[Stored entries]
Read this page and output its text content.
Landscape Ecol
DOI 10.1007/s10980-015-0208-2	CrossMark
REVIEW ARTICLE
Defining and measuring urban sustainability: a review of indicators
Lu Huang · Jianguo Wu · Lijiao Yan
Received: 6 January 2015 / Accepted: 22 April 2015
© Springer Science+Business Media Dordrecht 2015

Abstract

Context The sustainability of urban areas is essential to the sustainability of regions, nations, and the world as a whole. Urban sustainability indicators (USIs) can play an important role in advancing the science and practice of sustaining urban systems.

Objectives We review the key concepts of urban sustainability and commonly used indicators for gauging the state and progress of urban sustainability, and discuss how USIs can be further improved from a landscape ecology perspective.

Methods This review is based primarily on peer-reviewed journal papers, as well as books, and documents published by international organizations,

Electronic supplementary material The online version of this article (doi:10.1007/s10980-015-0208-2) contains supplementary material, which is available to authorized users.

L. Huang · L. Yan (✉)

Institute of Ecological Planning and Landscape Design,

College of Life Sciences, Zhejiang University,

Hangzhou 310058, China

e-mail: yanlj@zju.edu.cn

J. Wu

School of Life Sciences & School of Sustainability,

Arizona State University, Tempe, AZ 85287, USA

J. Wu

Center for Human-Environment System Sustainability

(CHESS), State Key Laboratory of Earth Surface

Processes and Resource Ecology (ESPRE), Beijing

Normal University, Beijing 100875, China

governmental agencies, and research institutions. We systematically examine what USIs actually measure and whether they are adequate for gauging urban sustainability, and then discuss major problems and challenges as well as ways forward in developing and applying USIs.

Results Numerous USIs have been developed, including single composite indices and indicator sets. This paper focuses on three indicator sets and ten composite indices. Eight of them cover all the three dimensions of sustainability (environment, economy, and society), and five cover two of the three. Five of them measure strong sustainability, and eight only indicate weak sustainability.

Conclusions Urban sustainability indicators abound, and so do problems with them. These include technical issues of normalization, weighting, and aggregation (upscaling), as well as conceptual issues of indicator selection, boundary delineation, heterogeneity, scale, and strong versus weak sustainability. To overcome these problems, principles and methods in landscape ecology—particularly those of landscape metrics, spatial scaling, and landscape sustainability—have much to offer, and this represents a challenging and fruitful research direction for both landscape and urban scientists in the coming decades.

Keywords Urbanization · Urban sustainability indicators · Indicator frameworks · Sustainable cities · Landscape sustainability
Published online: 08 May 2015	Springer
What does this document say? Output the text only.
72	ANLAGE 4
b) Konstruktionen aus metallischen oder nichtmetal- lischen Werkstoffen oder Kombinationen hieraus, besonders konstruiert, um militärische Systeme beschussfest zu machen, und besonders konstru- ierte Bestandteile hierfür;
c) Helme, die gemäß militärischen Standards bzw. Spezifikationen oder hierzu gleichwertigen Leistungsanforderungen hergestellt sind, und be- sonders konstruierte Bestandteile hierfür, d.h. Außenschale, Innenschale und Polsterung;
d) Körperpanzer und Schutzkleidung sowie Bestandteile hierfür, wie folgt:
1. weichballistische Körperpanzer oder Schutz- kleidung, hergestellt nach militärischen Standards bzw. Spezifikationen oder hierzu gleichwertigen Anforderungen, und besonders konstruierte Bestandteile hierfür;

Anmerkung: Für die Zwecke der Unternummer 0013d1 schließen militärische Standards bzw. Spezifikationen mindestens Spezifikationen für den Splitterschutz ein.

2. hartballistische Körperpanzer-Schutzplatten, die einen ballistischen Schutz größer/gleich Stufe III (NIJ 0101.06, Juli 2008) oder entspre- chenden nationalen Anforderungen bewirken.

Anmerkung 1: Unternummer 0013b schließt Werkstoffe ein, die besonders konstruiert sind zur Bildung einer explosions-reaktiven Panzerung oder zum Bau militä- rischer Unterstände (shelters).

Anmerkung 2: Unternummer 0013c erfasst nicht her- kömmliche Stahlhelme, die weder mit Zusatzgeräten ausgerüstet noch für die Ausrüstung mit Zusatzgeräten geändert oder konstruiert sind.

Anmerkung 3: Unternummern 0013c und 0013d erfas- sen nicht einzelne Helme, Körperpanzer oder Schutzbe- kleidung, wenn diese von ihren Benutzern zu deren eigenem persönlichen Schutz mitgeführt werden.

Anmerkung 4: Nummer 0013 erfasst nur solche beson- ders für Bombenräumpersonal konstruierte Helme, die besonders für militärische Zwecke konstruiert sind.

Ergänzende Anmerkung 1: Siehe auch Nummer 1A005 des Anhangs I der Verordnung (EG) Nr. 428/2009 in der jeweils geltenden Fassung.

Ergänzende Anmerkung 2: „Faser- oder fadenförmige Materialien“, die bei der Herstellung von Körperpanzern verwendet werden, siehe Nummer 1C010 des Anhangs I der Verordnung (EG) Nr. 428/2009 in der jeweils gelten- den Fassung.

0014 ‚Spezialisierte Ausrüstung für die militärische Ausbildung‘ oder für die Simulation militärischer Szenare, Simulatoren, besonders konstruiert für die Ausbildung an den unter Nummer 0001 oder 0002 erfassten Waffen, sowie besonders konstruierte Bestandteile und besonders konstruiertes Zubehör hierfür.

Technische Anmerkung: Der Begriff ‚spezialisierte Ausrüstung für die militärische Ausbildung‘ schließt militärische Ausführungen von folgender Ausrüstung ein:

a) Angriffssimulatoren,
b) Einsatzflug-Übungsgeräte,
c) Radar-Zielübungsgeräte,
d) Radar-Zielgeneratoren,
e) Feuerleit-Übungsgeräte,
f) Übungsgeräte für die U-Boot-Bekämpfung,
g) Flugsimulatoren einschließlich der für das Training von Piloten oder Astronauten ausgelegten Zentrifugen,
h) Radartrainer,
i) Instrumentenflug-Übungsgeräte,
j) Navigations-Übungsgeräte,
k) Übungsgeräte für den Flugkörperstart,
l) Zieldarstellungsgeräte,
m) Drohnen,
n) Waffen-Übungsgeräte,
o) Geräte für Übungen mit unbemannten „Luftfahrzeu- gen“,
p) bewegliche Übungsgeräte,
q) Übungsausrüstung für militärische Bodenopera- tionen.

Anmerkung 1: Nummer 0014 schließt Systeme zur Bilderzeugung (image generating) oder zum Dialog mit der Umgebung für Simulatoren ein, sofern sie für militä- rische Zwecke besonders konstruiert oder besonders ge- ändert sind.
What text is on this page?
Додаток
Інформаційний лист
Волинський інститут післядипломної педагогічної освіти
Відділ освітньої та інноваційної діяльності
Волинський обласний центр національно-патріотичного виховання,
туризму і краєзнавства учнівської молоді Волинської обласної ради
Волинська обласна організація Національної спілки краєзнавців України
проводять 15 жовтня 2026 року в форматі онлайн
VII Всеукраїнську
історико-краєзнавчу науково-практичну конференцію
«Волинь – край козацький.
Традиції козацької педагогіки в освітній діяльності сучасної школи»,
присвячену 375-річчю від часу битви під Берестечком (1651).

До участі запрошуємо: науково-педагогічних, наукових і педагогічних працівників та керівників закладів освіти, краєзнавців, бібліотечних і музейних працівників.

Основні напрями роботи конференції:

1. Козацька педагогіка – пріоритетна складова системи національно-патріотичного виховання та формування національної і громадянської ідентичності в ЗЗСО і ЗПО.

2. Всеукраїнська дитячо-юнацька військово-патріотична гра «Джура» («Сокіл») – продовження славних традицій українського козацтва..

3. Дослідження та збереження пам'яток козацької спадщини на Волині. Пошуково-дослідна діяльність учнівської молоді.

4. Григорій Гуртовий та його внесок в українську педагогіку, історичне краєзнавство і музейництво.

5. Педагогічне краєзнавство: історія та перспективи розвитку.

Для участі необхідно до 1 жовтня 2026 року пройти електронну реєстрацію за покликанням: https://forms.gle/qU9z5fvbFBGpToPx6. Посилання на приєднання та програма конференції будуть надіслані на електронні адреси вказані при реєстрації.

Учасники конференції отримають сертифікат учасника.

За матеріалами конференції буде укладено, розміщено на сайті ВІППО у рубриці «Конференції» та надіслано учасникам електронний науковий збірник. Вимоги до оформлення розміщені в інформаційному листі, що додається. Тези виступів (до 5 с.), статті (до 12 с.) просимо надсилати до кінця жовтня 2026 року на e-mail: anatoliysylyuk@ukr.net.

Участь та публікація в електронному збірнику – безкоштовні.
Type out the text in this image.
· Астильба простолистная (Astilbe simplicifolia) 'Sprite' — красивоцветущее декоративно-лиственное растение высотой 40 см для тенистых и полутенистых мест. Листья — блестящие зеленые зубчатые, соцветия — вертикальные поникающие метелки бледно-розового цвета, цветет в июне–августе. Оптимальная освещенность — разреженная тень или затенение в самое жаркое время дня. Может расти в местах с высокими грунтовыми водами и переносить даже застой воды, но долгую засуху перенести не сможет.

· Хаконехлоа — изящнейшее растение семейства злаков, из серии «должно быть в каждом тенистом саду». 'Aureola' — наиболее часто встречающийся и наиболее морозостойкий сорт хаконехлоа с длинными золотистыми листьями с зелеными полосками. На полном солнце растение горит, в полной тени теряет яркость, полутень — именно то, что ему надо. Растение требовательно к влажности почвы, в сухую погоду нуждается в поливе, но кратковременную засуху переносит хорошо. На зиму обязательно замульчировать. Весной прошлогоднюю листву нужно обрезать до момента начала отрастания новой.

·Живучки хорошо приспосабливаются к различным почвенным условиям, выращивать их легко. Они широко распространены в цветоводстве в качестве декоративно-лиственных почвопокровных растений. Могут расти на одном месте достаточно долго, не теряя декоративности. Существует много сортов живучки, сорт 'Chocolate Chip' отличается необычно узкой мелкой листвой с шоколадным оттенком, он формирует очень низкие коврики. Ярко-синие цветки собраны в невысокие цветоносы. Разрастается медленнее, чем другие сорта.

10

> _Work to be completed_
Pick out the lines that contain "Waffen" and copy them.

> _Finished answer_
0014 ‚Spezialisierte Ausrüstung für die militärische Ausbildung‘ oder für die Simulation militärischer Szenare, Simulatoren, besonders konstruiert für die Ausbildung an den unter Nummer 0001 oder 0002 erfassten Waffen, sowie besonders konstruierte Bestandteile und besonders konstruiertes Zubehör hierfür.
n) Waffen-Übungsgeräte,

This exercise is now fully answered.